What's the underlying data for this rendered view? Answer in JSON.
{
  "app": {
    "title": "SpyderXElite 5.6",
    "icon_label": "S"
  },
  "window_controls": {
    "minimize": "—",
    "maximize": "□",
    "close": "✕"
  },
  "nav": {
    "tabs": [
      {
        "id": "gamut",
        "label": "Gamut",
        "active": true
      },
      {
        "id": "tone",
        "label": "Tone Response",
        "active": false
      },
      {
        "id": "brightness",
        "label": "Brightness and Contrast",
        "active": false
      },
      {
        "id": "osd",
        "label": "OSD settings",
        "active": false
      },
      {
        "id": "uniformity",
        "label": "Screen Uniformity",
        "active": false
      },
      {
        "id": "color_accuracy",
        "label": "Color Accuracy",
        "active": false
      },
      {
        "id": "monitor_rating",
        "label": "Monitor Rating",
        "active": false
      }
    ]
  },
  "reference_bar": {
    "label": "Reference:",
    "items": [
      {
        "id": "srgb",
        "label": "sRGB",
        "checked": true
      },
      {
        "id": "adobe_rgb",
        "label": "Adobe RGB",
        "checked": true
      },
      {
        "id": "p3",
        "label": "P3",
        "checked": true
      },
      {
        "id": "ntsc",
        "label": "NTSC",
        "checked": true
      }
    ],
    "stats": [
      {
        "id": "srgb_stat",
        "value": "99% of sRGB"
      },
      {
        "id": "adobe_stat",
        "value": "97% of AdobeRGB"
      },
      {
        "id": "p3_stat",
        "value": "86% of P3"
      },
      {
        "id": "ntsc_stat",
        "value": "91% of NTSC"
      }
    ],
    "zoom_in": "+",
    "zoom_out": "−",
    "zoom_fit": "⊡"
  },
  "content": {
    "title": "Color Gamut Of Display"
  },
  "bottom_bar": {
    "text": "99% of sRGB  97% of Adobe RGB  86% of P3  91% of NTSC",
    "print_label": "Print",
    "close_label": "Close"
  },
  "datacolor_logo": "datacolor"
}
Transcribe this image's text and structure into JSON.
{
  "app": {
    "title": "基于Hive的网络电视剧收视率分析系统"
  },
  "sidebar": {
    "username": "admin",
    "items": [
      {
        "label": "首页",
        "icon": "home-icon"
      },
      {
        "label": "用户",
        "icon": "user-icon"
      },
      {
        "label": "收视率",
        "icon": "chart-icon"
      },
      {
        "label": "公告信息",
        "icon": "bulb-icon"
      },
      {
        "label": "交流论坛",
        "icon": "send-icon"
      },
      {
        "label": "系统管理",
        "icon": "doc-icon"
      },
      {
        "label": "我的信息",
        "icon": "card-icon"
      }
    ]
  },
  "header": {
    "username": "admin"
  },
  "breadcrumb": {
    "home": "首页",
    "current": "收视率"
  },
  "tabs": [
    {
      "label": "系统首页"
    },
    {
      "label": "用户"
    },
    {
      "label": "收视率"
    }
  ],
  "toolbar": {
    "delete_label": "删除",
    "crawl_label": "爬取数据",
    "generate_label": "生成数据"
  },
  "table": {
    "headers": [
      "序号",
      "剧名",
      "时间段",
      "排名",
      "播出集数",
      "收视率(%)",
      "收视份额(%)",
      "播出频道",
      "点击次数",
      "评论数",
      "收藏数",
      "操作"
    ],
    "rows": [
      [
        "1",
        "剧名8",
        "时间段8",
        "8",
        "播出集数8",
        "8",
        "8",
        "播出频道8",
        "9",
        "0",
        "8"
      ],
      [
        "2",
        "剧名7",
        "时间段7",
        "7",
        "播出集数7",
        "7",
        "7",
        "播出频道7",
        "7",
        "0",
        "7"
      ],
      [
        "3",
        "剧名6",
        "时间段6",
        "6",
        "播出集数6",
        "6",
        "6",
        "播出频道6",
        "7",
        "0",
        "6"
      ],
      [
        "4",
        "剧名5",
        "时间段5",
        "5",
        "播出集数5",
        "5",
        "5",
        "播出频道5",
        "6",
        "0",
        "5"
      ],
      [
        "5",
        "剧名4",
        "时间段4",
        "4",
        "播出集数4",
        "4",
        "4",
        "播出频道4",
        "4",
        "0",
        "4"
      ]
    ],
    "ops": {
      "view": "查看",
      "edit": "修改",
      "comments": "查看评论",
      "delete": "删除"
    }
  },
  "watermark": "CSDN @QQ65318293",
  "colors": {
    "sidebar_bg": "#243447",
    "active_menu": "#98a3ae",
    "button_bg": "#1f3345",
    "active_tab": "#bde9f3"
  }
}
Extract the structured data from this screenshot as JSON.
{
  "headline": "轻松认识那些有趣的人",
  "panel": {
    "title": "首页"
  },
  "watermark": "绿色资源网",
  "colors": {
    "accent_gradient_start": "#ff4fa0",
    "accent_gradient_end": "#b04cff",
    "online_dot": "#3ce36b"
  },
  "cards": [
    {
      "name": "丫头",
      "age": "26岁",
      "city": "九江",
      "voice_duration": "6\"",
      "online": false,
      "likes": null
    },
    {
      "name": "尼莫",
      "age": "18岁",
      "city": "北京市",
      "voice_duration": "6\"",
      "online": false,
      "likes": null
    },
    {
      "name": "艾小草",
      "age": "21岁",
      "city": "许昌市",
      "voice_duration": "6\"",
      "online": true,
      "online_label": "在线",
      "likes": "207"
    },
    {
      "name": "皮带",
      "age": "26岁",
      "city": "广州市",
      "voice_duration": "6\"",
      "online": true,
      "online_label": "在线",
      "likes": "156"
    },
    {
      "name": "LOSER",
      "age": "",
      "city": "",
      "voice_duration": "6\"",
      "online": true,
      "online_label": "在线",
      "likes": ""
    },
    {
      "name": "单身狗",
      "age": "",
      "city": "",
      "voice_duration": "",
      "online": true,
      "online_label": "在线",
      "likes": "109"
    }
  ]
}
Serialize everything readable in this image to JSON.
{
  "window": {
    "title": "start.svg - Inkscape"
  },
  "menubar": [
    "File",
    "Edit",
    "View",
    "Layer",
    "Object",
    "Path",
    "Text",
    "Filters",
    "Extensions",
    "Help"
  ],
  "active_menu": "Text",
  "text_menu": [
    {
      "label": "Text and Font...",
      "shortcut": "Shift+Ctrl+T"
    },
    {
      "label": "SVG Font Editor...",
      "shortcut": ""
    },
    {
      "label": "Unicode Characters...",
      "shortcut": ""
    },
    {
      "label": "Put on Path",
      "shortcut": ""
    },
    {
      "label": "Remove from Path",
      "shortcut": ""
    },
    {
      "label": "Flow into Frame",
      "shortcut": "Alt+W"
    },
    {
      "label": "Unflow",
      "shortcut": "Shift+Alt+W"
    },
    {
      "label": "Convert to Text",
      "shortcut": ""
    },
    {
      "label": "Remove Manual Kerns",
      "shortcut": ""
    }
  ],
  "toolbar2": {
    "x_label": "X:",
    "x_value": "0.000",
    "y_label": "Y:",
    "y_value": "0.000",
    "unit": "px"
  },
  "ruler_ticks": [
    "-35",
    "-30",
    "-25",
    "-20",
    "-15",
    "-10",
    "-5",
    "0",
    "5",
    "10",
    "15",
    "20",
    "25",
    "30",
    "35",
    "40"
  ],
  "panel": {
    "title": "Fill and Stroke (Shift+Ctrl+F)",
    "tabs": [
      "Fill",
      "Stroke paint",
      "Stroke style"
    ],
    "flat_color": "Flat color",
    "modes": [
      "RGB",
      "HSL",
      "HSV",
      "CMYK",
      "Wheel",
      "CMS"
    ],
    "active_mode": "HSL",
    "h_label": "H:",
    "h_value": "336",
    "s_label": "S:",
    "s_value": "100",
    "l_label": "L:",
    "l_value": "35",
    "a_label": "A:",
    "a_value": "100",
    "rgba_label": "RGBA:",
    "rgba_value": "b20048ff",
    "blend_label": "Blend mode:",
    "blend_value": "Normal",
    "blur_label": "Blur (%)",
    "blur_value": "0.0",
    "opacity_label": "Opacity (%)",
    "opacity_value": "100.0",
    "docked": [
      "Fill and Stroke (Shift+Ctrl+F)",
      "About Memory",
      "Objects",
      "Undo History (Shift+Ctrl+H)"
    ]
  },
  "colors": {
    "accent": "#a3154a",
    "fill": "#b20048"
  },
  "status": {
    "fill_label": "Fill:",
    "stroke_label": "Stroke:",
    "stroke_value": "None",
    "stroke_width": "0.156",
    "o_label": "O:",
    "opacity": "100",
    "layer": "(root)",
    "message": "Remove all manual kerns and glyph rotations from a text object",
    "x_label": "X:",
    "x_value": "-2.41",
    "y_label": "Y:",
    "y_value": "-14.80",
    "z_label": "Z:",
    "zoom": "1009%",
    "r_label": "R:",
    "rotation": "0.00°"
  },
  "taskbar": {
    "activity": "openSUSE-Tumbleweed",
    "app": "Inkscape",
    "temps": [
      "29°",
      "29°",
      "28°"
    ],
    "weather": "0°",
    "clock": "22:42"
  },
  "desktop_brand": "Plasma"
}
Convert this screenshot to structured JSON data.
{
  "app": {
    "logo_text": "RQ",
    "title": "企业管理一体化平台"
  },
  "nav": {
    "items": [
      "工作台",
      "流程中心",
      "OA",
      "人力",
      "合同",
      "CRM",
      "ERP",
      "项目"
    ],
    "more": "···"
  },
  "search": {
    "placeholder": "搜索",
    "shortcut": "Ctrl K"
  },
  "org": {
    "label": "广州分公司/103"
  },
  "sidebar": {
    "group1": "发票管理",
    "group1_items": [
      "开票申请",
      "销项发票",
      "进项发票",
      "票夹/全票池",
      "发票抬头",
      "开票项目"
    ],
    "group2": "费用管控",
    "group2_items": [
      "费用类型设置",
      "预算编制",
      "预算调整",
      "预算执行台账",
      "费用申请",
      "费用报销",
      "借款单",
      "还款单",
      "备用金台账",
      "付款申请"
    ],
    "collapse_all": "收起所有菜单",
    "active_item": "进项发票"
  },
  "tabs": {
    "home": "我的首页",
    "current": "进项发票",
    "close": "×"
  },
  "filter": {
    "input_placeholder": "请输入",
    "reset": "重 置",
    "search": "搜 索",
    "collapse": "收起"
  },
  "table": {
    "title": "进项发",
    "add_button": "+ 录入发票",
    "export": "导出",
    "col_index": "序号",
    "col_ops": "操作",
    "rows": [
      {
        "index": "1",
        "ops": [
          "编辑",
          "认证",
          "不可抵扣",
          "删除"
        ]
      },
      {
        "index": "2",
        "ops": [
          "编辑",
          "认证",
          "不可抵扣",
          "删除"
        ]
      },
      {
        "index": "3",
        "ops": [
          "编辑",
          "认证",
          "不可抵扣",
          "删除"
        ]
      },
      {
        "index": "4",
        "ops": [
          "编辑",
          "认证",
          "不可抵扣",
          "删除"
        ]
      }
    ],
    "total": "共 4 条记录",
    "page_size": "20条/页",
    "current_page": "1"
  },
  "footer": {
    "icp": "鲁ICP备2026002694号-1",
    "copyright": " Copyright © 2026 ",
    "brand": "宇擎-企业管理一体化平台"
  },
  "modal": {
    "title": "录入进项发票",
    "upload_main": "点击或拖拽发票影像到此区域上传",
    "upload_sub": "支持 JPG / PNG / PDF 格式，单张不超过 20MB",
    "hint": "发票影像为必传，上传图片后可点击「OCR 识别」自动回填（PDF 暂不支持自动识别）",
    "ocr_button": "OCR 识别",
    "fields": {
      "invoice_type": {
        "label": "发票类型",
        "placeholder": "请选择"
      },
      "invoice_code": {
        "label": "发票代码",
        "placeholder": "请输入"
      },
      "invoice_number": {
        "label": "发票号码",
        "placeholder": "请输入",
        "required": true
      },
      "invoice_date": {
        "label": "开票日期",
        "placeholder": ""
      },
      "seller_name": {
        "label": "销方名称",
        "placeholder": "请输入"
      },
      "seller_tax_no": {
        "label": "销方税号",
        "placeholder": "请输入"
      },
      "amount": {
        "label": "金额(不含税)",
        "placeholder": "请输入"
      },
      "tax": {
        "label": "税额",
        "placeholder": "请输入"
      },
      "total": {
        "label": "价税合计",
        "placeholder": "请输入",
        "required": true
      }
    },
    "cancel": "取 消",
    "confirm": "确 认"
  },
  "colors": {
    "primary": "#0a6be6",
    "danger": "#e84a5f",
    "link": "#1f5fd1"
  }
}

--- DESCRIPTION OF THE TASK ---
Gather every line from the listing above in which "title" appears, and copy those lines.

--- SOLUTION FOR THIS PROBLEM ---
    "title": "SpyderXElite 5.6",
    "title": "Color Gamut Of Display"
    "title": "基于Hive的网络电视剧收视率分析系统"
    "title": "首页"
    "title": "start.svg - Inkscape"
    "title": "Fill and Stroke (Shift+Ctrl+F)",
    "title": "企业管理一体化平台"
    "title": "进项发",
    "title": "录入进项发票",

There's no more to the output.